| Problem to work on |
Repeat the listing exactly as given, omitting every image.
+++++
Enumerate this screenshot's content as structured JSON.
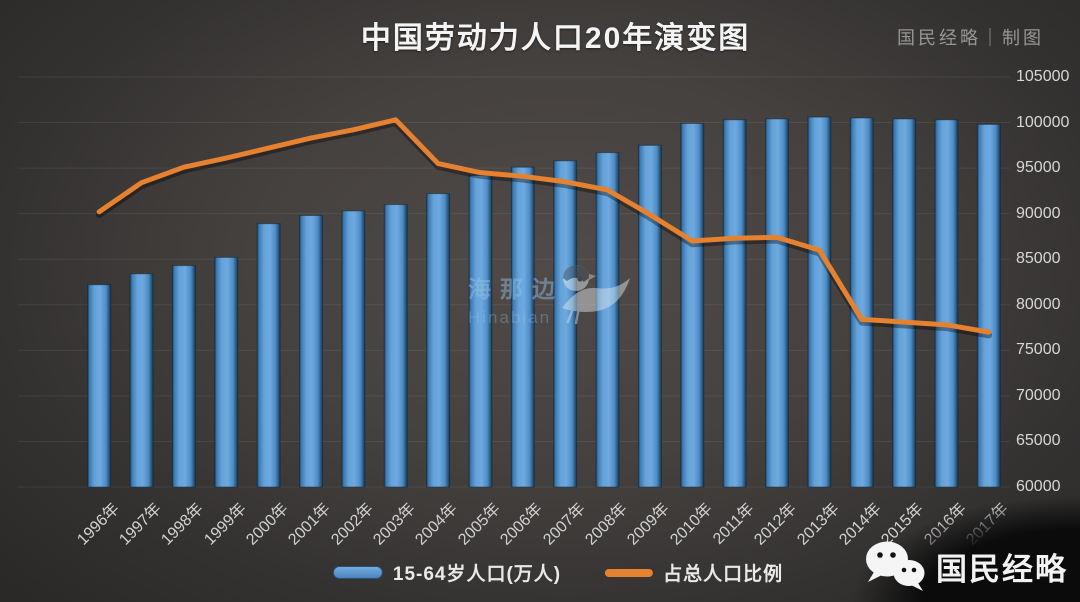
{
  "title": "中国劳动力人口20年演变图",
  "credit": "国民经略｜制图",
  "watermark_center": {
    "cn": "海那边",
    "en": "Hinabian",
    "icon": "bird-logo-icon"
  },
  "watermark_corner": {
    "label": "国民经略",
    "icon": "wechat-icon"
  },
  "legend": [
    {
      "label": "15-64岁人口(万人)",
      "type": "bar",
      "color": "#5b9bd5"
    },
    {
      "label": "占总人口比例",
      "type": "line",
      "color": "#e5812f"
    }
  ],
  "colors": {
    "bar_main": "#5b9bd5",
    "bar_edge": "#1d4363",
    "line": "#e5812f",
    "grid": "rgba(255,255,255,0.07)",
    "tick_text": "#d7d7d7",
    "title_text": "#f4f4f4",
    "background": "#45413f"
  },
  "chart_data": {
    "type": "bar",
    "title": "中国劳动力人口20年演变图",
    "categories": [
      "1996年",
      "1997年",
      "1998年",
      "1999年",
      "2000年",
      "2001年",
      "2002年",
      "2003年",
      "2004年",
      "2005年",
      "2006年",
      "2007年",
      "2008年",
      "2009年",
      "2010年",
      "2011年",
      "2012年",
      "2013年",
      "2014年",
      "2015年",
      "2016年",
      "2017年"
    ],
    "series": [
      {
        "name": "15-64岁人口(万人)",
        "type": "bar",
        "axis": "right",
        "values": [
          82200,
          83400,
          84300,
          85200,
          88900,
          89800,
          90300,
          91000,
          92200,
          94200,
          95100,
          95800,
          96700,
          97500,
          99900,
          100300,
          100400,
          100600,
          100500,
          100400,
          100300,
          99800
        ]
      },
      {
        "name": "占总人口比例",
        "type": "line",
        "axis": "hidden-secondary",
        "note": "secondary axis not labeled; values given as left-axis equivalents of plotted positions",
        "values": [
          90200,
          93400,
          95100,
          96100,
          97200,
          98300,
          99200,
          100300,
          95500,
          94500,
          94100,
          93500,
          92600,
          89900,
          87000,
          87300,
          87400,
          86000,
          78400,
          78100,
          77800,
          77000
        ]
      }
    ],
    "xlabel": "",
    "ylabel": "",
    "ylim": [
      60000,
      105000
    ],
    "yticks": [
      105000,
      100000,
      95000,
      90000,
      85000,
      80000,
      75000,
      70000,
      65000,
      60000
    ],
    "yaxis_side": "right",
    "grid": true,
    "legend_position": "bottom"
  }
}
+++++
| Answer to the task |
Enumerate this screenshot's content as structured JSON.
{
  "title": "中国劳动力人口20年演变图",
  "credit": "国民经略｜制图",
  "watermark_center": {
    "cn": "海那边",
    "en": "Hinabian",
    "icon": "bird-logo-icon"
  },
  "watermark_corner": {
    "label": "国民经略",
    "icon": "wechat-icon"
  },
  "legend": [
    {
      "label": "15-64岁人口(万人)",
      "type": "bar",
      "color": "#5b9bd5"
    },
    {
      "label": "占总人口比例",
      "type": "line",
      "color": "#e5812f"
    }
  ],
  "colors": {
    "bar_main": "#5b9bd5",
    "bar_edge": "#1d4363",
    "line": "#e5812f",
    "grid": "rgba(255,255,255,0.07)",
    "tick_text": "#d7d7d7",
    "title_text": "#f4f4f4",
    "background": "#45413f"
  },
  "chart_data": {
    "type": "bar",
    "title": "中国劳动力人口20年演变图",
    "categories": [
      "1996年",
      "1997年",
      "1998年",
      "1999年",
      "2000年",
      "2001年",
      "2002年",
      "2003年",
      "2004年",
      "2005年",
      "2006年",
      "2007年",
      "2008年",
      "2009年",
      "2010年",
      "2011年",
      "2012年",
      "2013年",
      "2014年",
      "2015年",
      "2016年",
      "2017年"
    ],
    "series": [
      {
        "name": "15-64岁人口(万人)",
        "type": "bar",
        "axis": "right",
        "values": [
          82200,
          83400,
          84300,
          85200,
          88900,
          89800,
          90300,
          91000,
          92200,
          94200,
          95100,
          95800,
          96700,
          97500,
          99900,
          100300,
          100400,
          100600,
          100500,
          100400,
          100300,
          99800
        ]
      },
      {
        "name": "占总人口比例",
        "type": "line",
        "axis": "hidden-secondary",
        "note": "secondary axis not labeled; values given as left-axis equivalents of plotted positions",
        "values": [
          90200,
          93400,
          95100,
          96100,
          97200,
          98300,
          99200,
          100300,
          95500,
          94500,
          94100,
          93500,
          92600,
          89900,
          87000,
          87300,
          87400,
          86000,
          78400,
          78100,
          77800,
          77000
        ]
      }
    ],
    "xlabel": "",
    "ylabel": "",
    "ylim": [
      60000,
      105000
    ],
    "yticks": [
      105000,
      100000,
      95000,
      90000,
      85000,
      80000,
      75000,
      70000,
      65000,
      60000
    ],
    "yaxis_side": "right",
    "grid": true,
    "legend_position": "bottom"
  }
}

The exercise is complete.